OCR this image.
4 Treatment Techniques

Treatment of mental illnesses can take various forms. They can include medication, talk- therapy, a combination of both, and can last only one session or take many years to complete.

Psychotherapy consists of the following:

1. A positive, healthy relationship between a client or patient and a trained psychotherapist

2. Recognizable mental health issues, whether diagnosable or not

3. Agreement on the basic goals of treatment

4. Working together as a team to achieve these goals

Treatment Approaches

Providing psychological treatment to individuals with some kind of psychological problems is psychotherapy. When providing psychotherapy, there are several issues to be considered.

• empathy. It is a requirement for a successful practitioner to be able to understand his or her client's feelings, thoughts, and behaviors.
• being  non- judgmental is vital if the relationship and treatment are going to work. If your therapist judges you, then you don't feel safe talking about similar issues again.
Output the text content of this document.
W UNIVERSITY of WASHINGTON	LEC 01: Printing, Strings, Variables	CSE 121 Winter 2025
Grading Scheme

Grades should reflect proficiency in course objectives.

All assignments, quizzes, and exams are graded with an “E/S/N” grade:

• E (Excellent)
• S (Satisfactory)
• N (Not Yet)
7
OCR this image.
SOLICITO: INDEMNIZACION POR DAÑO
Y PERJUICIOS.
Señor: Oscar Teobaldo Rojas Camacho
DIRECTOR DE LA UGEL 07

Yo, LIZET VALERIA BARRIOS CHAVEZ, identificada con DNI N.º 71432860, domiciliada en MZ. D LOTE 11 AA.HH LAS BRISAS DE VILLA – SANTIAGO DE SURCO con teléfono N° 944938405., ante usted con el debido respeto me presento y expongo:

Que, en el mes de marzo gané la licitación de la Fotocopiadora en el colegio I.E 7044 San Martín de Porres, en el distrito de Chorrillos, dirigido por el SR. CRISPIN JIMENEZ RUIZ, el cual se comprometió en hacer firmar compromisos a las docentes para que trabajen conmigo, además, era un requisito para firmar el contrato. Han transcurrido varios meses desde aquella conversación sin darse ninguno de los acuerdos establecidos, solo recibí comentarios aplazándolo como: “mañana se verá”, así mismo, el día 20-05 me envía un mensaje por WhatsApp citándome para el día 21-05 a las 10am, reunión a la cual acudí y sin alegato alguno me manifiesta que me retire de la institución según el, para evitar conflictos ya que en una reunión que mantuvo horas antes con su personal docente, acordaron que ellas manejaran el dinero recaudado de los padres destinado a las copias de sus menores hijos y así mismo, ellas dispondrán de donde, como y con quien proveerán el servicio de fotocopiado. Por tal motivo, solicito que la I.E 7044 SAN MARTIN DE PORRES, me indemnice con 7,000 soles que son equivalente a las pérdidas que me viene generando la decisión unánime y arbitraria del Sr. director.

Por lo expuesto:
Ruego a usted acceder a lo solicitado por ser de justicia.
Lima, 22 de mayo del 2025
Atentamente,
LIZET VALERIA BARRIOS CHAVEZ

....................

Reproduce the records above exactly as they appear.

OCR this image.
4 Treatment Techniques

Treatment of mental illnesses can take various forms. They can include medication, talk- therapy, a combination of both, and can last only one session or take many years to complete.

Psychotherapy consists of the following:

1. A positive, healthy relationship between a client or patient and a trained psychotherapist

2. Recognizable mental health issues, whether diagnosable or not

3. Agreement on the basic goals of treatment

4. Working together as a team to achieve these goals

Treatment Approaches

Providing psychological treatment to individuals with some kind of psychological problems is psychotherapy. When providing psychotherapy, there are several issues to be considered.

• empathy. It is a requirement for a successful practitioner to be able to understand his or her client's feelings, thoughts, and behaviors.
• being  non- judgmental is vital if the relationship and treatment are going to work. If your therapist judges you, then you don't feel safe talking about similar issues again.
Output the text content of this document.
W UNIVERSITY of WASHINGTON	LEC 01: Printing, Strings, Variables	CSE 121 Winter 2025
Grading Scheme

Grades should reflect proficiency in course objectives.

All assignments, quizzes, and exams are graded with an “E/S/N” grade:

• E (Excellent)
• S (Satisfactory)
• N (Not Yet)
7
OCR this image.
SOLICITO: INDEMNIZACION POR DAÑO
Y PERJUICIOS.
Señor: Oscar Teobaldo Rojas Camacho
DIRECTOR DE LA UGEL 07

Yo, LIZET VALERIA BARRIOS CHAVEZ, identificada con DNI N.º 71432860, domiciliada en MZ. D LOTE 11 AA.HH LAS BRISAS DE VILLA – SANTIAGO DE SURCO con teléfono N° 944938405., ante usted con el debido respeto me presento y expongo:

Que, en el mes de marzo gané la licitación de la Fotocopiadora en el colegio I.E 7044 San Martín de Porres, en el distrito de Chorrillos, dirigido por el SR. CRISPIN JIMENEZ RUIZ, el cual se comprometió en hacer firmar compromisos a las docentes para que trabajen conmigo, además, era un requisito para firmar el contrato. Han transcurrido varios meses desde aquella conversación sin darse ninguno de los acuerdos establecidos, solo recibí comentarios aplazándolo como: “mañana se verá”, así mismo, el día 20-05 me envía un mensaje por WhatsApp citándome para el día 21-05 a las 10am, reunión a la cual acudí y sin alegato alguno me manifiesta que me retire de la institución según el, para evitar conflictos ya que en una reunión que mantuvo horas antes con su personal docente, acordaron que ellas manejaran el dinero recaudado de los padres destinado a las copias de sus menores hijos y así mismo, ellas dispondrán de donde, como y con quien proveerán el servicio de fotocopiado. Por tal motivo, solicito que la I.E 7044 SAN MARTIN DE PORRES, me indemnice con 7,000 soles que son equivalente a las pérdidas que me viene generando la decisión unánime y arbitraria del Sr. director.

Por lo expuesto:
Ruego a usted acceder a lo solicitado por ser de justicia.
Lima, 22 de mayo del 2025
Atentamente,
LIZET VALERIA BARRIOS CHAVEZ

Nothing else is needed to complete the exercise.